◆ WHAT IS ASKED
In the listing below, find every line containing "Методика" and copy it out.

◆ ENTRIES PROVIDED
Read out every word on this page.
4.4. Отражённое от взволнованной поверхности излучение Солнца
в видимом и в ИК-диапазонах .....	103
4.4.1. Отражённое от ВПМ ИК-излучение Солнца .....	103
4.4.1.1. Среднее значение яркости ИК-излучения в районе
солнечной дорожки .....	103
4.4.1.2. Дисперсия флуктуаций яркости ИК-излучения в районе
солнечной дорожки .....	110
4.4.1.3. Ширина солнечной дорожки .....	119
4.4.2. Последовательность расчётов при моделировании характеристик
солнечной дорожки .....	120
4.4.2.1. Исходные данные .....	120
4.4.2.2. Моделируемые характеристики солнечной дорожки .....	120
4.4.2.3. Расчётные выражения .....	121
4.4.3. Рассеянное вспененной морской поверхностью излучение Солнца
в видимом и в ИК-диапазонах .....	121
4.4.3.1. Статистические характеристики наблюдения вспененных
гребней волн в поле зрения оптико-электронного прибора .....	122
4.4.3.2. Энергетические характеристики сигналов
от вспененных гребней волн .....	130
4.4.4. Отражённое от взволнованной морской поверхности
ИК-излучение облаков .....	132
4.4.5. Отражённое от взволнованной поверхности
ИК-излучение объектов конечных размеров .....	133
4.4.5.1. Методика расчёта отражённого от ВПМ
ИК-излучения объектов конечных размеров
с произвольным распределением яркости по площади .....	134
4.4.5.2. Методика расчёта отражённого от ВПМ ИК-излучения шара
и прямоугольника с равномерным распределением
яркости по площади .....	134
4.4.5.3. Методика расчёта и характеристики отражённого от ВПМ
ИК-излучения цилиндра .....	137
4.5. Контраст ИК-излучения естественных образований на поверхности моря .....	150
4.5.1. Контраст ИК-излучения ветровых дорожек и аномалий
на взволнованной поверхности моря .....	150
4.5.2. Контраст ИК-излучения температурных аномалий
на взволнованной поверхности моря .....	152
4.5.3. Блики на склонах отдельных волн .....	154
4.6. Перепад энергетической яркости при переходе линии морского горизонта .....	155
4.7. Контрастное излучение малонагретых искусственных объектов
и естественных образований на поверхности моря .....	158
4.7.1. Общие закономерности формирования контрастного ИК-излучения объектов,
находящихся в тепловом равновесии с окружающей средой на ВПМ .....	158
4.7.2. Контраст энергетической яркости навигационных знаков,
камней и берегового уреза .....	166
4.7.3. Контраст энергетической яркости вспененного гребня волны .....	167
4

◆ OUTPUT FOR THIS EXERCISE
4.4.5.1. Методика расчёта отражённого от ВПМ
4.4.5.2. Методика расчёта отражённого от ВПМ ИК-излучения шара
4.4.5.3. Методика расчёта и характеристики отражённого от ВПМ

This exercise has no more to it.